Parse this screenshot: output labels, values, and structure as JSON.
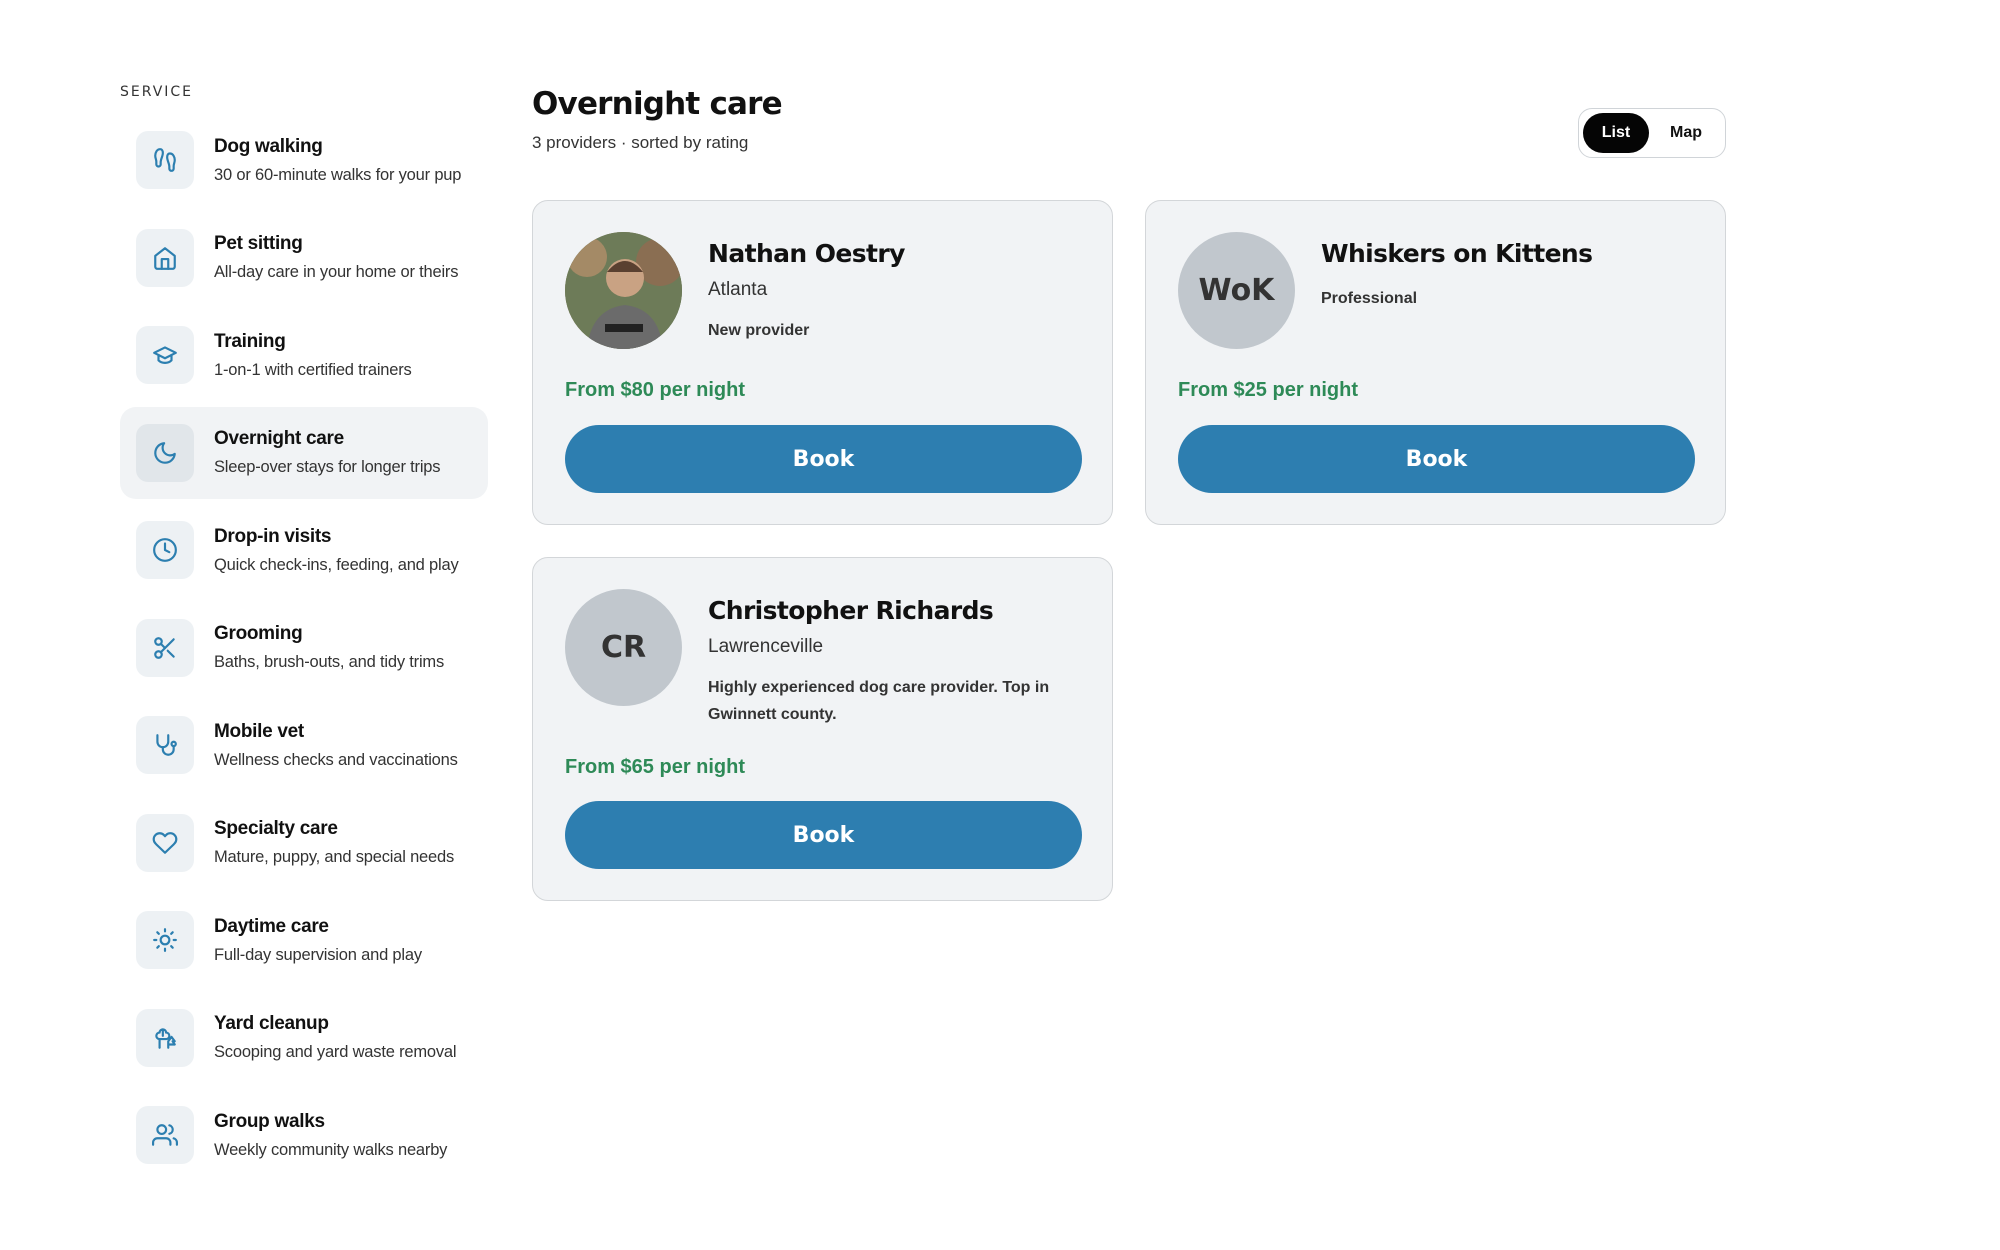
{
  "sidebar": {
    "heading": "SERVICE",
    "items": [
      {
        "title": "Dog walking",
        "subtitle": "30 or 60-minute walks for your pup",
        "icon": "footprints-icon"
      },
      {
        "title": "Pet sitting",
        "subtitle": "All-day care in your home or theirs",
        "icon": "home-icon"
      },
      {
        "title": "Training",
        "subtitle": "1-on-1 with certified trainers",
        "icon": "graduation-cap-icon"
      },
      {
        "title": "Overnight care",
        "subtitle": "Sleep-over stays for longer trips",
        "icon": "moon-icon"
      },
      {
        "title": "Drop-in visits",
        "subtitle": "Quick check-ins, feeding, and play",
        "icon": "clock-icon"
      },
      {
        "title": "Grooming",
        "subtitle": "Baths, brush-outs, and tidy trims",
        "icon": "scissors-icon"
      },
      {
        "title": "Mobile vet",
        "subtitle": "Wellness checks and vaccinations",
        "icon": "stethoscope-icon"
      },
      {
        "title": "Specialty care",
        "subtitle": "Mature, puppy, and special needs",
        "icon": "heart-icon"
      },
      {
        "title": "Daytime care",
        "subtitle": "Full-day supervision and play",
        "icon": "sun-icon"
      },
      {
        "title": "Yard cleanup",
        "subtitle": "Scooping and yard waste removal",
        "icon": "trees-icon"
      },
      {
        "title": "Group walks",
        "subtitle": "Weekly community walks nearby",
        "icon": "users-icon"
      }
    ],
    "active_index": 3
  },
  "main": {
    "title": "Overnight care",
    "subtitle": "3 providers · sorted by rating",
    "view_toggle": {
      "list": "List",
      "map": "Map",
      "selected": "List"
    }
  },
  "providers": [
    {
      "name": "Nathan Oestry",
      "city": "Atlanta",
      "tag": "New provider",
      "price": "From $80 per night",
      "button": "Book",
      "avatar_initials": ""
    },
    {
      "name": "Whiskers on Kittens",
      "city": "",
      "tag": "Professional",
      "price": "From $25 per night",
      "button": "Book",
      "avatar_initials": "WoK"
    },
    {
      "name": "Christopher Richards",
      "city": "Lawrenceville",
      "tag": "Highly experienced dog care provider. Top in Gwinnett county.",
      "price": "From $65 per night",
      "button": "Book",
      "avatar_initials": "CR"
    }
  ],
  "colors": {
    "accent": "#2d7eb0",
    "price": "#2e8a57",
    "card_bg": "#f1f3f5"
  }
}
* * *
## Stated problem
Without the pictures, print the records in full, exactly as they appear.

## Solution for this problem
Parse this screenshot: output labels, values, and structure as JSON.
{
  "sidebar": {
    "heading": "SERVICE",
    "items": [
      {
        "title": "Dog walking",
        "subtitle": "30 or 60-minute walks for your pup",
        "icon": "footprints-icon"
      },
      {
        "title": "Pet sitting",
        "subtitle": "All-day care in your home or theirs",
        "icon": "home-icon"
      },
      {
        "title": "Training",
        "subtitle": "1-on-1 with certified trainers",
        "icon": "graduation-cap-icon"
      },
      {
        "title": "Overnight care",
        "subtitle": "Sleep-over stays for longer trips",
        "icon": "moon-icon"
      },
      {
        "title": "Drop-in visits",
        "subtitle": "Quick check-ins, feeding, and play",
        "icon": "clock-icon"
      },
      {
        "title": "Grooming",
        "subtitle": "Baths, brush-outs, and tidy trims",
        "icon": "scissors-icon"
      },
      {
        "title": "Mobile vet",
        "subtitle": "Wellness checks and vaccinations",
        "icon": "stethoscope-icon"
      },
      {
        "title": "Specialty care",
        "subtitle": "Mature, puppy, and special needs",
        "icon": "heart-icon"
      },
      {
        "title": "Daytime care",
        "subtitle": "Full-day supervision and play",
        "icon": "sun-icon"
      },
      {
        "title": "Yard cleanup",
        "subtitle": "Scooping and yard waste removal",
        "icon": "trees-icon"
      },
      {
        "title": "Group walks",
        "subtitle": "Weekly community walks nearby",
        "icon": "users-icon"
      }
    ],
    "active_index": 3
  },
  "main": {
    "title": "Overnight care",
    "subtitle": "3 providers · sorted by rating",
    "view_toggle": {
      "list": "List",
      "map": "Map",
      "selected": "List"
    }
  },
  "providers": [
    {
      "name": "Nathan Oestry",
      "city": "Atlanta",
      "tag": "New provider",
      "price": "From $80 per night",
      "button": "Book",
      "avatar_initials": ""
    },
    {
      "name": "Whiskers on Kittens",
      "city": "",
      "tag": "Professional",
      "price": "From $25 per night",
      "button": "Book",
      "avatar_initials": "WoK"
    },
    {
      "name": "Christopher Richards",
      "city": "Lawrenceville",
      "tag": "Highly experienced dog care provider. Top in Gwinnett county.",
      "price": "From $65 per night",
      "button": "Book",
      "avatar_initials": "CR"
    }
  ],
  "colors": {
    "accent": "#2d7eb0",
    "price": "#2e8a57",
    "card_bg": "#f1f3f5"
  }
}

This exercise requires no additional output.